» **DIRECTIVE**
Reproduce all entries verbatim, with nothing added or dropped.
----------
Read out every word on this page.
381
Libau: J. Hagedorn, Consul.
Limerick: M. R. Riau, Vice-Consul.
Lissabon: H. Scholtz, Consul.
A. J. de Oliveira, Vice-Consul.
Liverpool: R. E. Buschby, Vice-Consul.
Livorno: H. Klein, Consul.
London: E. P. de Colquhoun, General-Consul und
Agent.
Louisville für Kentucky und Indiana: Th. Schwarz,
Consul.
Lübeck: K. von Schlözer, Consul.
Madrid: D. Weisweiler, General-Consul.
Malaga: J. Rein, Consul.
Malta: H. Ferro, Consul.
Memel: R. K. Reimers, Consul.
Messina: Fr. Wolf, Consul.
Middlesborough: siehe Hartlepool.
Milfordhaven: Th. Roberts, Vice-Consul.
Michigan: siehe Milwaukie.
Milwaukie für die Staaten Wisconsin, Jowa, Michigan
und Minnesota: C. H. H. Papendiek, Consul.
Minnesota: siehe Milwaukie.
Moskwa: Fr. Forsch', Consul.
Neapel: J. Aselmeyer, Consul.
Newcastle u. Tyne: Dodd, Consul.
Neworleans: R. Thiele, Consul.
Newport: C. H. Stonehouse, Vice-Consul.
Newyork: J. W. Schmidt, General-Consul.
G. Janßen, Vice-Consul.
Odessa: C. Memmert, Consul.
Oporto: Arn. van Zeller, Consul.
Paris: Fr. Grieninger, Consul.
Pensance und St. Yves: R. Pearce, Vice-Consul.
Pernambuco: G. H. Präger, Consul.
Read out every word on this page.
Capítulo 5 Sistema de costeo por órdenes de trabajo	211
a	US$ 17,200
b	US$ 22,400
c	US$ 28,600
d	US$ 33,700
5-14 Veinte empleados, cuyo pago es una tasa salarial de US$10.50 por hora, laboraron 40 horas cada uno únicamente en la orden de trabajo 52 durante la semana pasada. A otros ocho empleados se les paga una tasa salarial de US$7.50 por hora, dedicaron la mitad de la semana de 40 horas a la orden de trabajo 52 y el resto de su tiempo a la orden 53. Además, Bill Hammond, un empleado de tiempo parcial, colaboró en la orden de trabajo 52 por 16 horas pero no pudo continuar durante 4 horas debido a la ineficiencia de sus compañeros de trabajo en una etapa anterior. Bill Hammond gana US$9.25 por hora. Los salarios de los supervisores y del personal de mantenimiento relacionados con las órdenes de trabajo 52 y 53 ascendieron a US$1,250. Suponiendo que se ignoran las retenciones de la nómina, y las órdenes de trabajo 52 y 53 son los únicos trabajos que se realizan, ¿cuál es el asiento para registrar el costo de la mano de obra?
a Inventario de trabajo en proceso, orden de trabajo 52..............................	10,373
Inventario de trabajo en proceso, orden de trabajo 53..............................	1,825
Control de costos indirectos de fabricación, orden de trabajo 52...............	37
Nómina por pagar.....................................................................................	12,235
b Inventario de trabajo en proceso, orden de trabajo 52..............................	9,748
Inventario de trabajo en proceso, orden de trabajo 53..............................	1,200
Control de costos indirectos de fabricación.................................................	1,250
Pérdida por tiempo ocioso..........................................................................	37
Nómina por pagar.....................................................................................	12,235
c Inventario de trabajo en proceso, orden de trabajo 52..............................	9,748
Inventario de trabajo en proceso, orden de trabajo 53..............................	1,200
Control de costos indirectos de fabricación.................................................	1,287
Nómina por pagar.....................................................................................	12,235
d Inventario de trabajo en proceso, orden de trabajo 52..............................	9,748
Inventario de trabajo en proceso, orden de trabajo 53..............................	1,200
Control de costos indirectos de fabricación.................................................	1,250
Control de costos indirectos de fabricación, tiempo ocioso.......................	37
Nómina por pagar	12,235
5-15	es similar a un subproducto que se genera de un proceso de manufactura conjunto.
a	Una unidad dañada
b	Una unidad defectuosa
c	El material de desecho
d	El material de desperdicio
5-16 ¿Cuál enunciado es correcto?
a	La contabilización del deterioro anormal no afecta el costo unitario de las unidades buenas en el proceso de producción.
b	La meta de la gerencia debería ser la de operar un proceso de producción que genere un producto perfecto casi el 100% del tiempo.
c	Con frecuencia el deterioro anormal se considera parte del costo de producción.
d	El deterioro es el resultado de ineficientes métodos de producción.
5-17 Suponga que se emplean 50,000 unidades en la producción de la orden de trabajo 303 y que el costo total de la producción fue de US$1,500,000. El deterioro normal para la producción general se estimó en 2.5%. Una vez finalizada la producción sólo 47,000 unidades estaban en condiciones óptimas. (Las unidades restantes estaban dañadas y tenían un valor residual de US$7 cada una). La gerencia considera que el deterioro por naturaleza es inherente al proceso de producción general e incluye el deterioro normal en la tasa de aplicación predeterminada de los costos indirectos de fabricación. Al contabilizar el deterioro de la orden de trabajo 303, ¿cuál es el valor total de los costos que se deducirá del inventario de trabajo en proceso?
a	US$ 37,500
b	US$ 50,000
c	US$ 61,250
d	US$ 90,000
----------
» **OUTPUT BELOW**
Read out every word on this page.
381
Libau: J. Hagedorn, Consul.
Limerick: M. R. Riau, Vice-Consul.
Lissabon: H. Scholtz, Consul.
A. J. de Oliveira, Vice-Consul.
Liverpool: R. E. Buschby, Vice-Consul.
Livorno: H. Klein, Consul.
London: E. P. de Colquhoun, General-Consul und
Agent.
Louisville für Kentucky und Indiana: Th. Schwarz,
Consul.
Lübeck: K. von Schlözer, Consul.
Madrid: D. Weisweiler, General-Consul.
Malaga: J. Rein, Consul.
Malta: H. Ferro, Consul.
Memel: R. K. Reimers, Consul.
Messina: Fr. Wolf, Consul.
Middlesborough: siehe Hartlepool.
Milfordhaven: Th. Roberts, Vice-Consul.
Michigan: siehe Milwaukie.
Milwaukie für die Staaten Wisconsin, Jowa, Michigan
und Minnesota: C. H. H. Papendiek, Consul.
Minnesota: siehe Milwaukie.
Moskwa: Fr. Forsch', Consul.
Neapel: J. Aselmeyer, Consul.
Newcastle u. Tyne: Dodd, Consul.
Neworleans: R. Thiele, Consul.
Newport: C. H. Stonehouse, Vice-Consul.
Newyork: J. W. Schmidt, General-Consul.
G. Janßen, Vice-Consul.
Odessa: C. Memmert, Consul.
Oporto: Arn. van Zeller, Consul.
Paris: Fr. Grieninger, Consul.
Pensance und St. Yves: R. Pearce, Vice-Consul.
Pernambuco: G. H. Präger, Consul.
Read out every word on this page.
Capítulo 5 Sistema de costeo por órdenes de trabajo	211
a	US$ 17,200
b	US$ 22,400
c	US$ 28,600
d	US$ 33,700
5-14 Veinte empleados, cuyo pago es una tasa salarial de US$10.50 por hora, laboraron 40 horas cada uno únicamente en la orden de trabajo 52 durante la semana pasada. A otros ocho empleados se les paga una tasa salarial de US$7.50 por hora, dedicaron la mitad de la semana de 40 horas a la orden de trabajo 52 y el resto de su tiempo a la orden 53. Además, Bill Hammond, un empleado de tiempo parcial, colaboró en la orden de trabajo 52 por 16 horas pero no pudo continuar durante 4 horas debido a la ineficiencia de sus compañeros de trabajo en una etapa anterior. Bill Hammond gana US$9.25 por hora. Los salarios de los supervisores y del personal de mantenimiento relacionados con las órdenes de trabajo 52 y 53 ascendieron a US$1,250. Suponiendo que se ignoran las retenciones de la nómina, y las órdenes de trabajo 52 y 53 son los únicos trabajos que se realizan, ¿cuál es el asiento para registrar el costo de la mano de obra?
a Inventario de trabajo en proceso, orden de trabajo 52..............................	10,373
Inventario de trabajo en proceso, orden de trabajo 53..............................	1,825
Control de costos indirectos de fabricación, orden de trabajo 52...............	37
Nómina por pagar.....................................................................................	12,235
b Inventario de trabajo en proceso, orden de trabajo 52..............................	9,748
Inventario de trabajo en proceso, orden de trabajo 53..............................	1,200
Control de costos indirectos de fabricación.................................................	1,250
Pérdida por tiempo ocioso..........................................................................	37
Nómina por pagar.....................................................................................	12,235
c Inventario de trabajo en proceso, orden de trabajo 52..............................	9,748
Inventario de trabajo en proceso, orden de trabajo 53..............................	1,200
Control de costos indirectos de fabricación.................................................	1,287
Nómina por pagar.....................................................................................	12,235
d Inventario de trabajo en proceso, orden de trabajo 52..............................	9,748
Inventario de trabajo en proceso, orden de trabajo 53..............................	1,200
Control de costos indirectos de fabricación.................................................	1,250
Control de costos indirectos de fabricación, tiempo ocioso.......................	37
Nómina por pagar	12,235
5-15	es similar a un subproducto que se genera de un proceso de manufactura conjunto.
a	Una unidad dañada
b	Una unidad defectuosa
c	El material de desecho
d	El material de desperdicio
5-16 ¿Cuál enunciado es correcto?
a	La contabilización del deterioro anormal no afecta el costo unitario de las unidades buenas en el proceso de producción.
b	La meta de la gerencia debería ser la de operar un proceso de producción que genere un producto perfecto casi el 100% del tiempo.
c	Con frecuencia el deterioro anormal se considera parte del costo de producción.
d	El deterioro es el resultado de ineficientes métodos de producción.
5-17 Suponga que se emplean 50,000 unidades en la producción de la orden de trabajo 303 y que el costo total de la producción fue de US$1,500,000. El deterioro normal para la producción general se estimó en 2.5%. Una vez finalizada la producción sólo 47,000 unidades estaban en condiciones óptimas. (Las unidades restantes estaban dañadas y tenían un valor residual de US$7 cada una). La gerencia considera que el deterioro por naturaleza es inherente al proceso de producción general e incluye el deterioro normal en la tasa de aplicación predeterminada de los costos indirectos de fabricación. Al contabilizar el deterioro de la orden de trabajo 303, ¿cuál es el valor total de los costos que se deducirá del inventario de trabajo en proceso?
a	US$ 37,500
b	US$ 50,000
c	US$ 61,250
d	US$ 90,000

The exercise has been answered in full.